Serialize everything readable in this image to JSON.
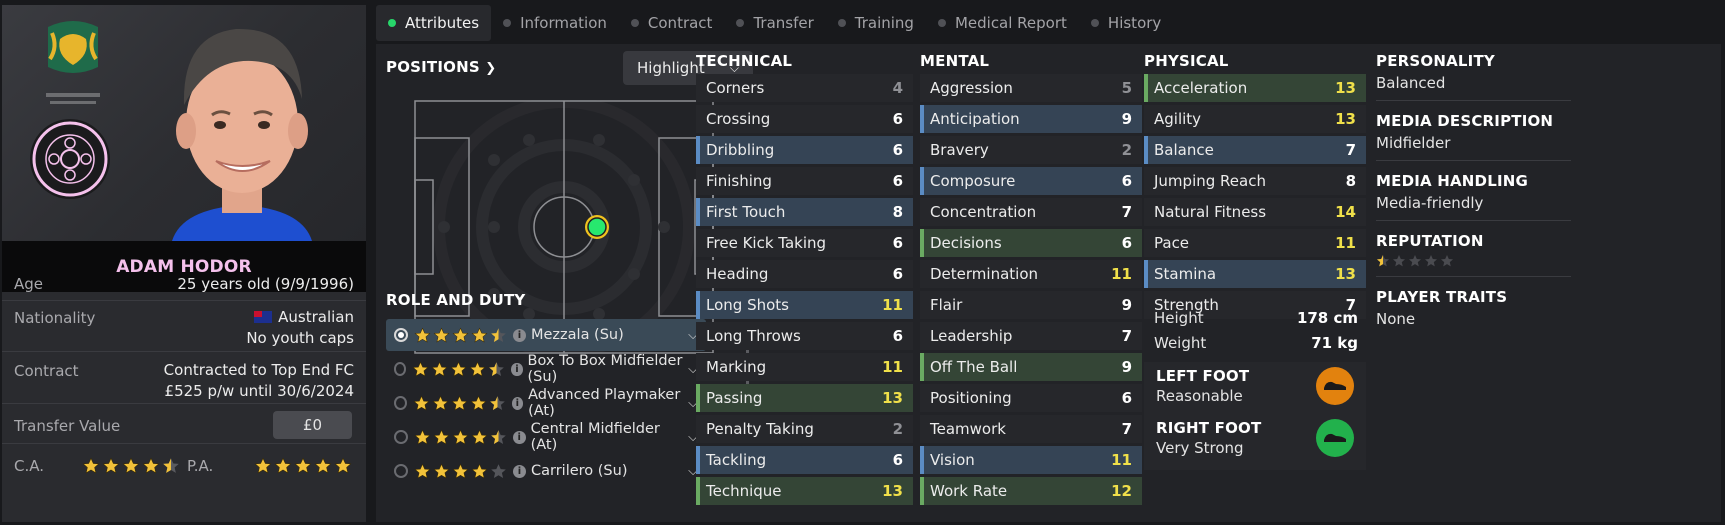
{
  "player": {
    "name": "ADAM HODOR",
    "age_label": "Age",
    "age": "25 years old (9/9/1996)",
    "nationality_label": "Nationality",
    "nationality": "Australian",
    "youth_caps": "No youth caps",
    "contract_label": "Contract",
    "contract_line1": "Contracted to Top End FC",
    "contract_line2": "£525 p/w until 30/6/2024",
    "transfer_label": "Transfer Value",
    "transfer_value": "£0",
    "ca_label": "C.A.",
    "pa_label": "P.A.",
    "ca_stars": 4.5,
    "pa_stars": 5
  },
  "tabs": [
    {
      "label": "Attributes",
      "active": true
    },
    {
      "label": "Information"
    },
    {
      "label": "Contract"
    },
    {
      "label": "Transfer"
    },
    {
      "label": "Training"
    },
    {
      "label": "Medical Report"
    },
    {
      "label": "History"
    }
  ],
  "positions": {
    "title": "POSITIONS",
    "highlight_label": "Highlight"
  },
  "role_duty": {
    "title": "ROLE AND DUTY",
    "roles": [
      {
        "label": "Mezzala (Su)",
        "stars": 4.5,
        "selected": true
      },
      {
        "label": "Box To Box Midfielder (Su)",
        "stars": 4.5
      },
      {
        "label": "Advanced Playmaker (At)",
        "stars": 4.5
      },
      {
        "label": "Central Midfielder (At)",
        "stars": 4.5
      },
      {
        "label": "Carrilero (Su)",
        "stars": 4
      }
    ]
  },
  "technical": {
    "title": "TECHNICAL",
    "rows": [
      {
        "name": "Corners",
        "value": "4",
        "hl": "",
        "tone": "g"
      },
      {
        "name": "Crossing",
        "value": "6",
        "hl": "",
        "tone": "w"
      },
      {
        "name": "Dribbling",
        "value": "6",
        "hl": "blue",
        "tone": "w"
      },
      {
        "name": "Finishing",
        "value": "6",
        "hl": "",
        "tone": "w"
      },
      {
        "name": "First Touch",
        "value": "8",
        "hl": "blue",
        "tone": "w"
      },
      {
        "name": "Free Kick Taking",
        "value": "6",
        "hl": "",
        "tone": "w"
      },
      {
        "name": "Heading",
        "value": "6",
        "hl": "",
        "tone": "w"
      },
      {
        "name": "Long Shots",
        "value": "11",
        "hl": "blue",
        "tone": "y"
      },
      {
        "name": "Long Throws",
        "value": "6",
        "hl": "",
        "tone": "w"
      },
      {
        "name": "Marking",
        "value": "11",
        "hl": "",
        "tone": "y"
      },
      {
        "name": "Passing",
        "value": "13",
        "hl": "green",
        "tone": "y"
      },
      {
        "name": "Penalty Taking",
        "value": "2",
        "hl": "",
        "tone": "g"
      },
      {
        "name": "Tackling",
        "value": "6",
        "hl": "blue",
        "tone": "w"
      },
      {
        "name": "Technique",
        "value": "13",
        "hl": "green",
        "tone": "y"
      }
    ]
  },
  "mental": {
    "title": "MENTAL",
    "rows": [
      {
        "name": "Aggression",
        "value": "5",
        "hl": "",
        "tone": "g"
      },
      {
        "name": "Anticipation",
        "value": "9",
        "hl": "blue",
        "tone": "w"
      },
      {
        "name": "Bravery",
        "value": "2",
        "hl": "",
        "tone": "g"
      },
      {
        "name": "Composure",
        "value": "6",
        "hl": "blue",
        "tone": "w"
      },
      {
        "name": "Concentration",
        "value": "7",
        "hl": "",
        "tone": "w"
      },
      {
        "name": "Decisions",
        "value": "6",
        "hl": "green",
        "tone": "w"
      },
      {
        "name": "Determination",
        "value": "11",
        "hl": "",
        "tone": "y"
      },
      {
        "name": "Flair",
        "value": "9",
        "hl": "",
        "tone": "w"
      },
      {
        "name": "Leadership",
        "value": "7",
        "hl": "",
        "tone": "w"
      },
      {
        "name": "Off The Ball",
        "value": "9",
        "hl": "green",
        "tone": "w"
      },
      {
        "name": "Positioning",
        "value": "6",
        "hl": "",
        "tone": "w"
      },
      {
        "name": "Teamwork",
        "value": "7",
        "hl": "",
        "tone": "w"
      },
      {
        "name": "Vision",
        "value": "11",
        "hl": "blue",
        "tone": "y"
      },
      {
        "name": "Work Rate",
        "value": "12",
        "hl": "green",
        "tone": "y"
      }
    ]
  },
  "physical": {
    "title": "PHYSICAL",
    "rows": [
      {
        "name": "Acceleration",
        "value": "13",
        "hl": "green",
        "tone": "y"
      },
      {
        "name": "Agility",
        "value": "13",
        "hl": "",
        "tone": "y"
      },
      {
        "name": "Balance",
        "value": "7",
        "hl": "blue",
        "tone": "w"
      },
      {
        "name": "Jumping Reach",
        "value": "8",
        "hl": "",
        "tone": "w"
      },
      {
        "name": "Natural Fitness",
        "value": "14",
        "hl": "",
        "tone": "y"
      },
      {
        "name": "Pace",
        "value": "11",
        "hl": "",
        "tone": "y"
      },
      {
        "name": "Stamina",
        "value": "13",
        "hl": "blue",
        "tone": "y"
      },
      {
        "name": "Strength",
        "value": "7",
        "hl": "",
        "tone": "w"
      }
    ],
    "height_label": "Height",
    "height": "178 cm",
    "weight_label": "Weight",
    "weight": "71 kg",
    "left_foot_label": "LEFT FOOT",
    "left_foot": "Reasonable",
    "right_foot_label": "RIGHT FOOT",
    "right_foot": "Very Strong"
  },
  "profile": {
    "personality_label": "PERSONALITY",
    "personality": "Balanced",
    "media_desc_label": "MEDIA DESCRIPTION",
    "media_desc": "Midfielder",
    "media_handling_label": "MEDIA HANDLING",
    "media_handling": "Media-friendly",
    "reputation_label": "REPUTATION",
    "reputation_stars": 0.5,
    "traits_label": "PLAYER TRAITS",
    "traits": "None"
  },
  "colors": {
    "accent": "#27d66a",
    "star": "#f2c23a",
    "name": "#f5c1ec"
  }
}
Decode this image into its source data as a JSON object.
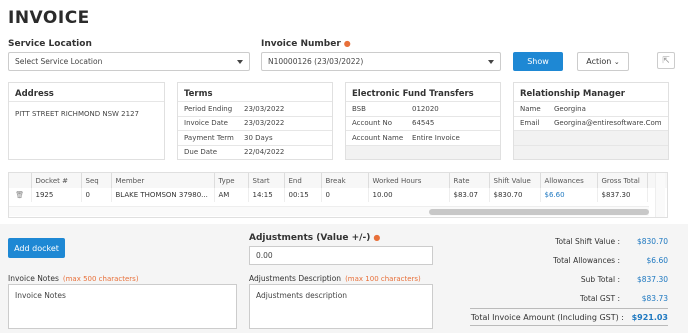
{
  "page_title": "INVOICE",
  "service_location": {
    "label": "Service Location",
    "value": "Select Service Location"
  },
  "invoice_number": {
    "label": "Invoice Number",
    "value": "N10000126 (23/03/2022)"
  },
  "buttons": {
    "show": "Show",
    "action": "Action",
    "add_docket": "Add docket"
  },
  "address": {
    "title": "Address",
    "value": "PITT STREET RICHMOND NSW 2127"
  },
  "terms": {
    "title": "Terms",
    "rows": [
      {
        "k": "Period Ending",
        "v": "23/03/2022"
      },
      {
        "k": "Invoice Date",
        "v": "23/03/2022"
      },
      {
        "k": "Payment Term",
        "v": "30 Days"
      },
      {
        "k": "Due Date",
        "v": "22/04/2022"
      }
    ]
  },
  "eft": {
    "title": "Electronic Fund Transfers",
    "rows": [
      {
        "k": "BSB",
        "v": "012020"
      },
      {
        "k": "Account No",
        "v": "64545"
      },
      {
        "k": "Account Name",
        "v": "Entire Invoice"
      }
    ]
  },
  "manager": {
    "title": "Relationship Manager",
    "rows": [
      {
        "k": "Name",
        "v": "Georgina"
      },
      {
        "k": "Email",
        "v": "Georgina@entiresoftware.Com"
      }
    ]
  },
  "table": {
    "columns": [
      "Docket #",
      "Seq",
      "Member",
      "Type",
      "Start",
      "End",
      "Break",
      "Worked Hours",
      "Rate",
      "Shift Value",
      "Allowances",
      "Gross Total"
    ],
    "rows": [
      [
        "1925",
        "0",
        "BLAKE THOMSON 37980...",
        "AM",
        "14:15",
        "00:15",
        "0",
        "10.00",
        "$83.07",
        "$830.70",
        "$6.60",
        "$837.30"
      ]
    ]
  },
  "adjustments": {
    "label": "Adjustments (Value +/-)",
    "value": "0.00"
  },
  "invoice_notes": {
    "label": "Invoice Notes",
    "hint": "(max 500 characters)",
    "placeholder": "Invoice Notes"
  },
  "adjustments_desc": {
    "label": "Adjustments Description",
    "hint": "(max 100 characters)",
    "placeholder": "Adjustments description"
  },
  "totals": {
    "shift": {
      "label": "Total Shift Value :",
      "value": "$830.70"
    },
    "allowances": {
      "label": "Total Allowances :",
      "value": "$6.60"
    },
    "subtotal": {
      "label": "Sub Total :",
      "value": "$837.30"
    },
    "gst": {
      "label": "Total GST :",
      "value": "$83.73"
    },
    "invoice": {
      "label": "Total Invoice Amount (Including GST) :",
      "value": "$921.03"
    }
  },
  "colors": {
    "accent": "#1e88d4",
    "required": "#e8703a",
    "link": "#1e78c0"
  },
  "icons": {
    "delete": "trash-icon",
    "expand": "expand-icon"
  }
}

◆ ◆ ◆ ◆

> **Work to do**
Extract every line above that contains the word "Midfielder".

> **Exercise solution**
        "label": "Box To Box Midfielder (Su)",
        "label": "Central Midfielder (At)",
    "media_desc": "Midfielder",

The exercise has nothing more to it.